(Aim of the task): In the blog post about gubernatorial debates below, reproduce everything from "Monday, October 09, 2006" down to "Friday night's debate.".

Start of Reading passage

Monday, October 09, 2006

Could debates be even more boring? Try this

Dan Flannery of the Appleton Post Crescent is amused that all of the candidates for governor, including the one who wasn't invited, declared victory after Friday night's debate.

But then he turns serious and offers some ways to "fix" our campaigns, including:
...Don't allow any candidate to discuss another candidate's record, philosophy or statements. Don't allow any candidate to acknowledge other candidates are in the room or even in the campaign.

-- Don't allow candidates to see each other on stage, or in TV monitors. Candidates need to focus on you and me. Not each other.

-- Each candidate must limit comments to his/her agenda, and tell us what he/she would like to do in office. And stick to matters of public policy.

It would be fair game to discuss statistics, to support a candidate's policy initiatives or a call for change in whatever area. But the past is the past, and cannot be changed.
In these forums, candidates need to talk about the future, and about their philosophies.

If we face problems caused by an incumbent's decisions, criticizing those decisions is moot. Tell us how you'll fix it.

-- None of this walking-around-with-the-microphone stuff. It's not a talk show, and it's not important how comfortable a candidate is on a stage. We're not auditioning for an on-air gig. We're listening to how well our candidates can think.

End of Reading passage
Start of Dataset section

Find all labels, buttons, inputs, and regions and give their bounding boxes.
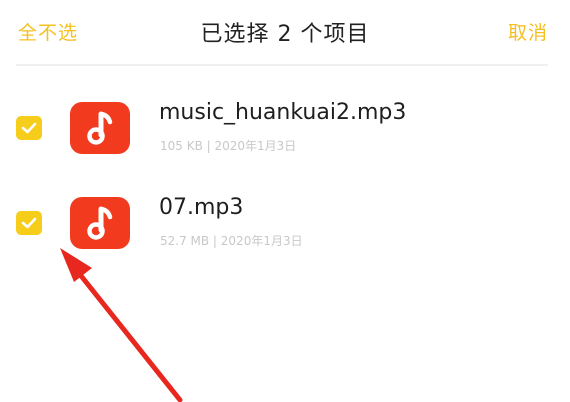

End of Dataset section

(Reply):
Monday, October 09, 2006

Could debates be even more boring? Try this

Dan Flannery of the Appleton Post Crescent is amused that all of the candidates for governor, including the one who wasn't invited, declared victory after Friday night's debate.